# Problem
Write out the full listing again, exactly as it stands.

# Exercise data
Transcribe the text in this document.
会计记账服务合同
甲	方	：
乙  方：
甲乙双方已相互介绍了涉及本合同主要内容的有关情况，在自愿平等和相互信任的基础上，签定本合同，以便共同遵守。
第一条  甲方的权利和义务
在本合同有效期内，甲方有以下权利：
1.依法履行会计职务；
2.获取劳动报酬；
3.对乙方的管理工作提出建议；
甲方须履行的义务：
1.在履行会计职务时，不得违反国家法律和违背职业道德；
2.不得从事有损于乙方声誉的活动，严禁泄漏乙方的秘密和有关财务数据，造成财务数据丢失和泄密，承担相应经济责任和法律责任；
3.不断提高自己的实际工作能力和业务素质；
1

# Solution to this problem
Transcribe the text in this document.
会计记账服务合同
甲	方	：
乙  方：
甲乙双方已相互介绍了涉及本合同主要内容的有关情况，在自愿平等和相互信任的基础上，签定本合同，以便共同遵守。
第一条  甲方的权利和义务
在本合同有效期内，甲方有以下权利：
1.依法履行会计职务；
2.获取劳动报酬；
3.对乙方的管理工作提出建议；
甲方须履行的义务：
1.在履行会计职务时，不得违反国家法律和违背职业道德；
2.不得从事有损于乙方声誉的活动，严禁泄漏乙方的秘密和有关财务数据，造成财务数据丢失和泄密，承担相应经济责任和法律责任；
3.不断提高自己的实际工作能力和业务素质；
1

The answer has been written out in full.